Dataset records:
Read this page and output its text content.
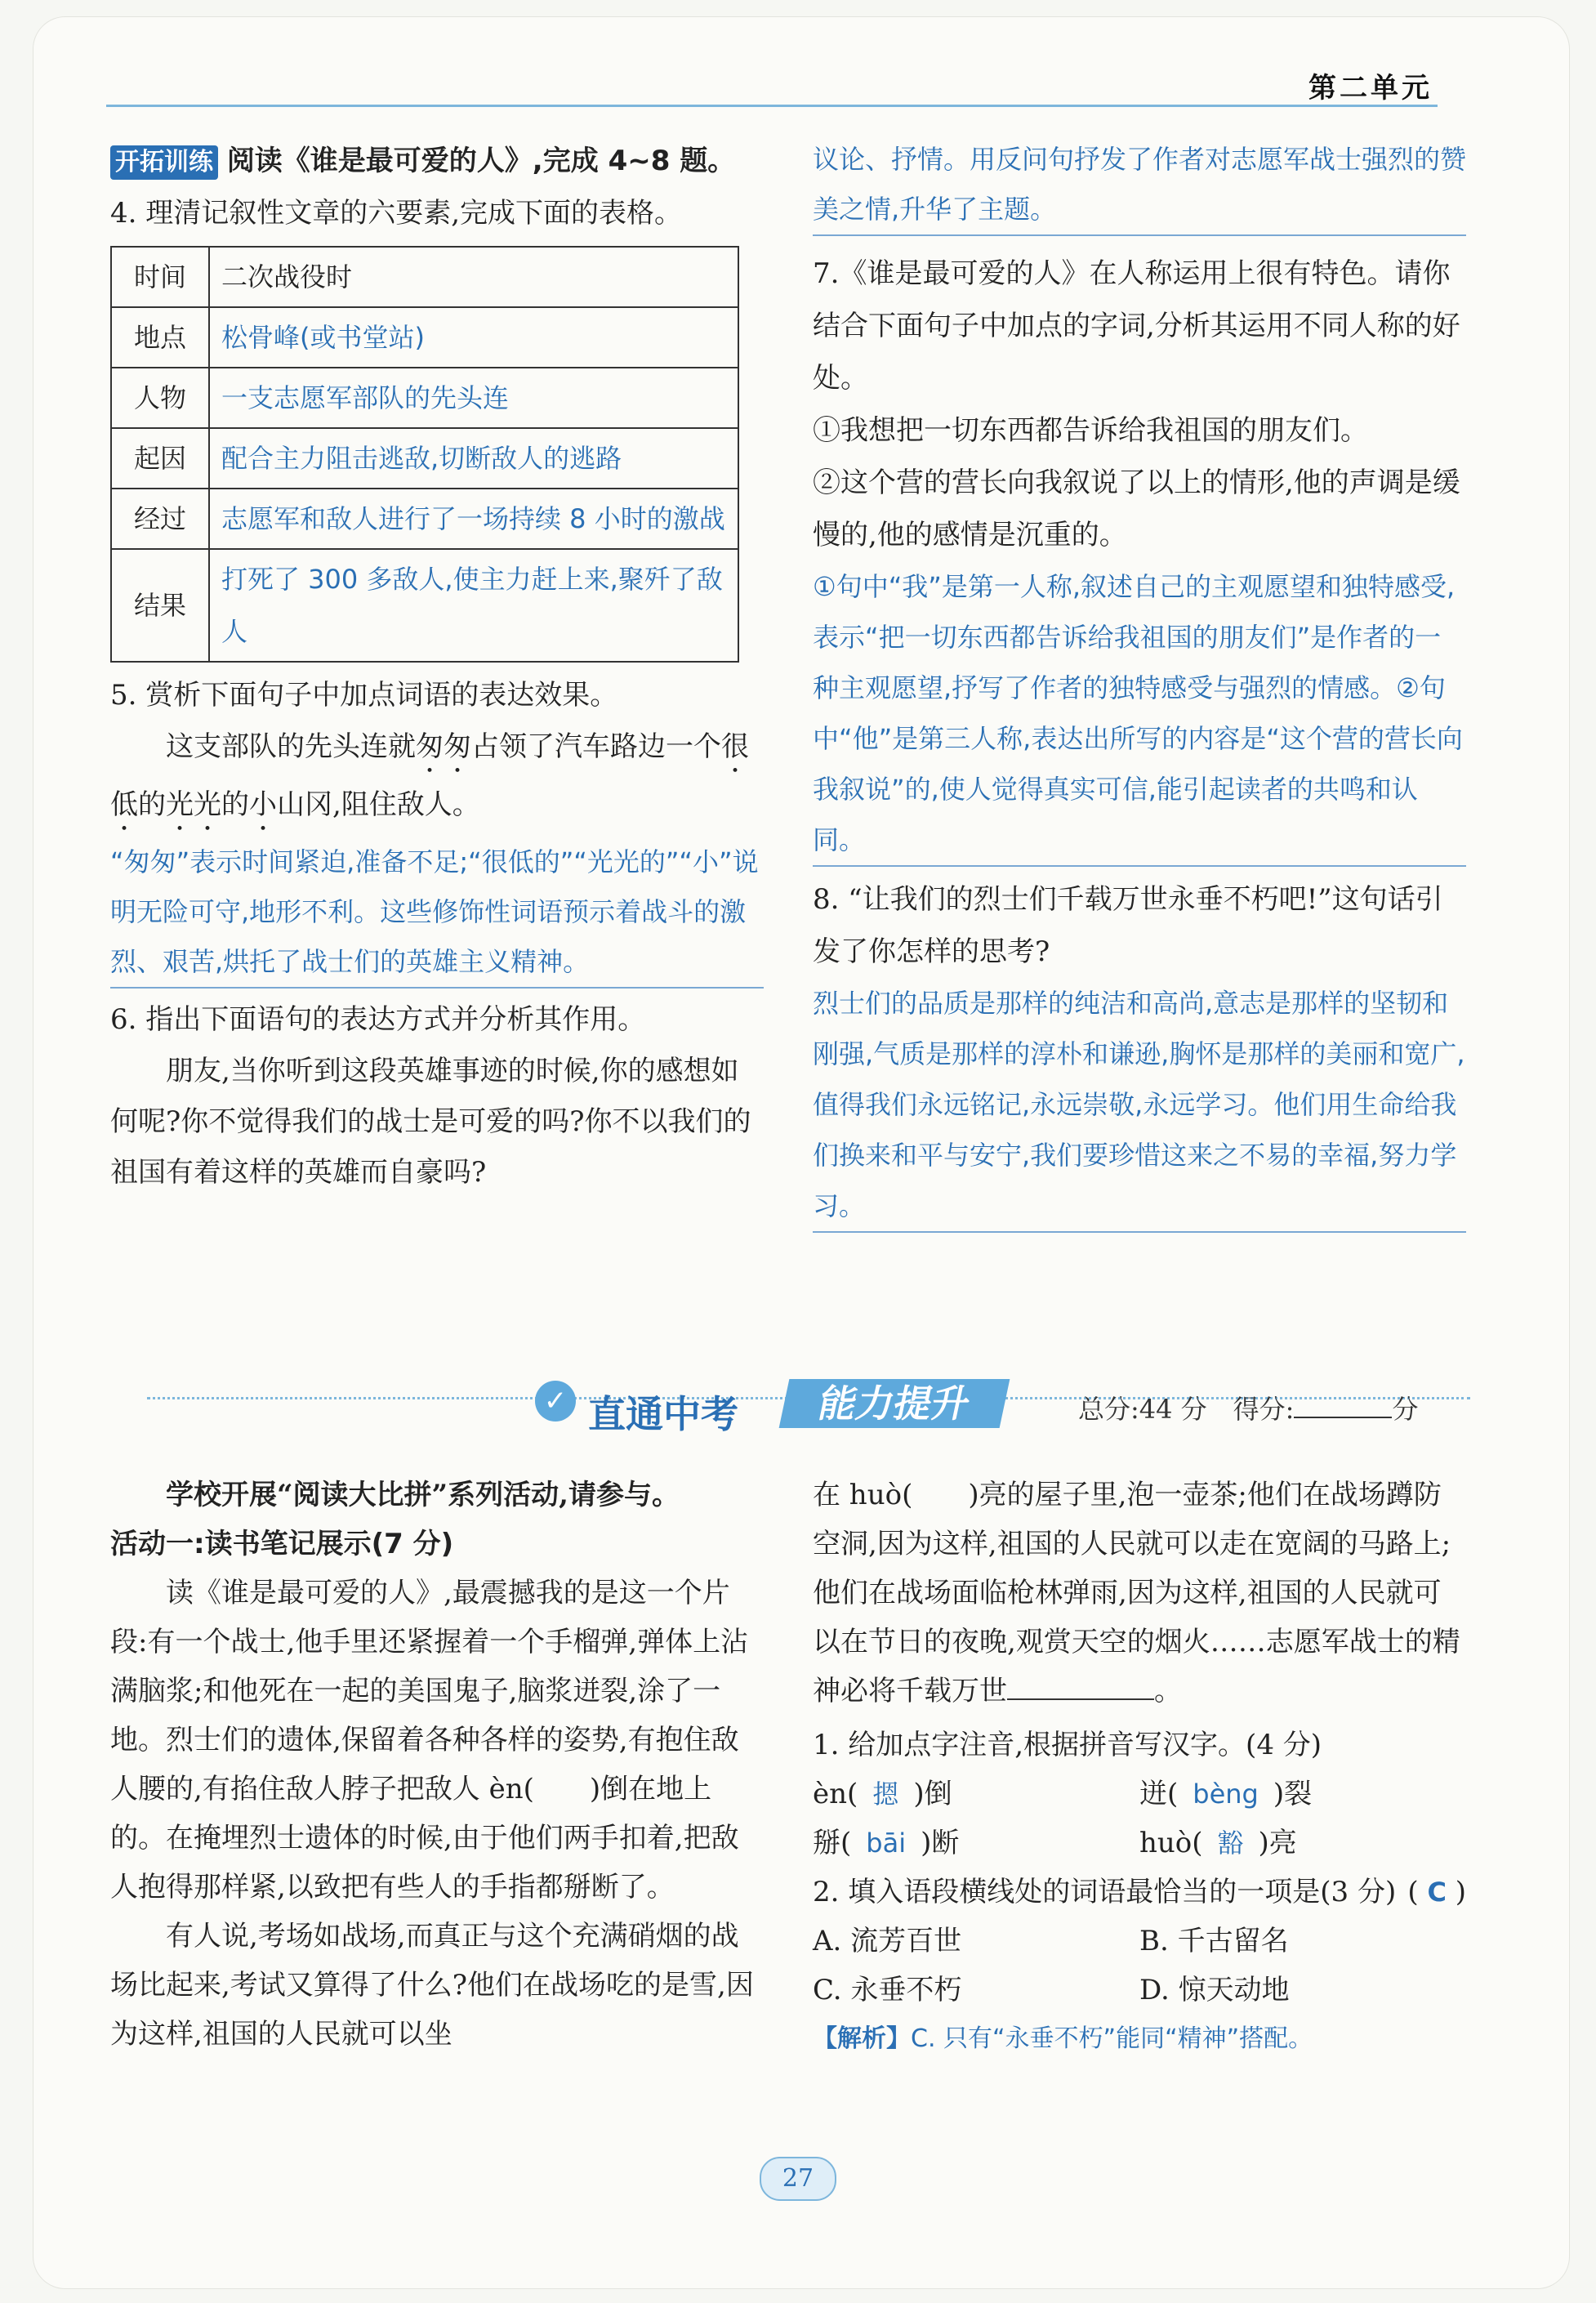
第二单元
开拓训练 阅读《谁是最可爱的人》,完成 4~8 题。
4. 理清记叙性文章的六要素,完成下面的表格。
时间	二次战役时
地点	松骨峰(或书堂站)
人物	一支志愿军部队的先头连
起因	配合主力阻击逃敌,切断敌人的逃路
经过	志愿军和敌人进行了一场持续 8 小时的激战
结果	打死了 300 多敌人,使主力赶上来,聚歼了敌人
5. 赏析下面句子中加点词语的表达效果。
这支部队的先头连就匆匆占领了汽车路边一个很低的光光的小山冈,阻住敌人。
“匆匆”表示时间紧迫,准备不足;“很低的”“光光的”“小”说明无险可守,地形不利。这些修饰性词语预示着战斗的激烈、艰苦,烘托了战士们的英雄主义精神。
6. 指出下面语句的表达方式并分析其作用。
朋友,当你听到这段英雄事迹的时候,你的感想如何呢?你不觉得我们的战士是可爱的吗?你不以我们的祖国有着这样的英雄而自豪吗?
议论、抒情。用反问句抒发了作者对志愿军战士强烈的赞美之情,升华了主题。
7.《谁是最可爱的人》在人称运用上很有特色。请你结合下面句子中加点的字词,分析其运用不同人称的好处。
①我想把一切东西都告诉给我祖国的朋友们。
②这个营的营长向我叙说了以上的情形,他的声调是缓慢的,他的感情是沉重的。
①句中“我”是第一人称,叙述自己的主观愿望和独特感受,表示“把一切东西都告诉给我祖国的朋友们”是作者的一种主观愿望,抒写了作者的独特感受与强烈的情感。②句中“他”是第三人称,表达出所写的内容是“这个营的营长向我叙说”的,使人觉得真实可信,能引起读者的共鸣和认同。
8. “让我们的烈士们千载万世永垂不朽吧!”这句话引发了你怎样的思考?
烈士们的品质是那样的纯洁和高尚,意志是那样的坚韧和刚强,气质是那样的淳朴和谦逊,胸怀是那样的美丽和宽广,值得我们永远铭记,永远崇敬,永远学习。他们用生命给我们换来和平与安宁,我们要珍惜这来之不易的幸福,努力学习。
✓ 直通中考	能力提升	总分:44 分　得分:	分
学校开展“阅读大比拼”系列活动,请参与。
活动一:读书笔记展示(7 分)
读《谁是最可爱的人》,最震撼我的是这一个片段:有一个战士,他手里还紧握着一个手榴弹,弹体上沾满脑浆;和他死在一起的美国鬼子,脑浆迸裂,涂了一地。烈士们的遗体,保留着各种各样的姿势,有抱住敌人腰的,有掐住敌人脖子把敌人 èn(　　)倒在地上的。在掩埋烈士遗体的时候,由于他们两手扣着,把敌人抱得那样紧,以致把有些人的手指都掰断了。
有人说,考场如战场,而真正与这个充满硝烟的战场比起来,考试又算得了什么?他们在战场吃的是雪,因为这样,祖国的人民就可以坐
在 huò(　　)亮的屋子里,泡一壶茶;他们在战场蹲防空洞,因为这样,祖国的人民就可以走在宽阔的马路上;他们在战场面临枪林弹雨,因为这样,祖国的人民就可以在节日的夜晚,观赏天空的烟火……志愿军战士的精神必将千载万世	。
1. 给加点字注音,根据拼音写汉字。(4 分)
èn( 摁 )倒	迸( bèng )裂
掰( bāi )断	huò( 豁 )亮
2. 填入语段横线处的词语最恰当的一项是(3 分) ( C )
A. 流芳百世	B. 千古留名
C. 永垂不朽	D. 惊天动地
【解析】C. 只有“永垂不朽”能同“精神”搭配。
27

__WHAT YOU SHOULD DO__. Transcribe the material exactly, leaving every picture out.

__THE REPLY__.
Read this page and output its text content.
第二单元
开拓训练 阅读《谁是最可爱的人》,完成 4~8 题。
4. 理清记叙性文章的六要素,完成下面的表格。
时间	二次战役时
地点	松骨峰(或书堂站)
人物	一支志愿军部队的先头连
起因	配合主力阻击逃敌,切断敌人的逃路
经过	志愿军和敌人进行了一场持续 8 小时的激战
结果	打死了 300 多敌人,使主力赶上来,聚歼了敌人
5. 赏析下面句子中加点词语的表达效果。
这支部队的先头连就匆匆占领了汽车路边一个很低的光光的小山冈,阻住敌人。
“匆匆”表示时间紧迫,准备不足;“很低的”“光光的”“小”说明无险可守,地形不利。这些修饰性词语预示着战斗的激烈、艰苦,烘托了战士们的英雄主义精神。
6. 指出下面语句的表达方式并分析其作用。
朋友,当你听到这段英雄事迹的时候,你的感想如何呢?你不觉得我们的战士是可爱的吗?你不以我们的祖国有着这样的英雄而自豪吗?
议论、抒情。用反问句抒发了作者对志愿军战士强烈的赞美之情,升华了主题。
7.《谁是最可爱的人》在人称运用上很有特色。请你结合下面句子中加点的字词,分析其运用不同人称的好处。
①我想把一切东西都告诉给我祖国的朋友们。
②这个营的营长向我叙说了以上的情形,他的声调是缓慢的,他的感情是沉重的。
①句中“我”是第一人称,叙述自己的主观愿望和独特感受,表示“把一切东西都告诉给我祖国的朋友们”是作者的一种主观愿望,抒写了作者的独特感受与强烈的情感。②句中“他”是第三人称,表达出所写的内容是“这个营的营长向我叙说”的,使人觉得真实可信,能引起读者的共鸣和认同。
8. “让我们的烈士们千载万世永垂不朽吧!”这句话引发了你怎样的思考?
烈士们的品质是那样的纯洁和高尚,意志是那样的坚韧和刚强,气质是那样的淳朴和谦逊,胸怀是那样的美丽和宽广,值得我们永远铭记,永远崇敬,永远学习。他们用生命给我们换来和平与安宁,我们要珍惜这来之不易的幸福,努力学习。
✓ 直通中考	能力提升	总分:44 分　得分:	分
学校开展“阅读大比拼”系列活动,请参与。
活动一:读书笔记展示(7 分)
读《谁是最可爱的人》,最震撼我的是这一个片段:有一个战士,他手里还紧握着一个手榴弹,弹体上沾满脑浆;和他死在一起的美国鬼子,脑浆迸裂,涂了一地。烈士们的遗体,保留着各种各样的姿势,有抱住敌人腰的,有掐住敌人脖子把敌人 èn(　　)倒在地上的。在掩埋烈士遗体的时候,由于他们两手扣着,把敌人抱得那样紧,以致把有些人的手指都掰断了。
有人说,考场如战场,而真正与这个充满硝烟的战场比起来,考试又算得了什么?他们在战场吃的是雪,因为这样,祖国的人民就可以坐
在 huò(　　)亮的屋子里,泡一壶茶;他们在战场蹲防空洞,因为这样,祖国的人民就可以走在宽阔的马路上;他们在战场面临枪林弹雨,因为这样,祖国的人民就可以在节日的夜晚,观赏天空的烟火……志愿军战士的精神必将千载万世	。
1. 给加点字注音,根据拼音写汉字。(4 分)
èn( 摁 )倒	迸( bèng )裂
掰( bāi )断	huò( 豁 )亮
2. 填入语段横线处的词语最恰当的一项是(3 分) ( C )
A. 流芳百世	B. 千古留名
C. 永垂不朽	D. 惊天动地
【解析】C. 只有“永垂不朽”能同“精神”搭配。
27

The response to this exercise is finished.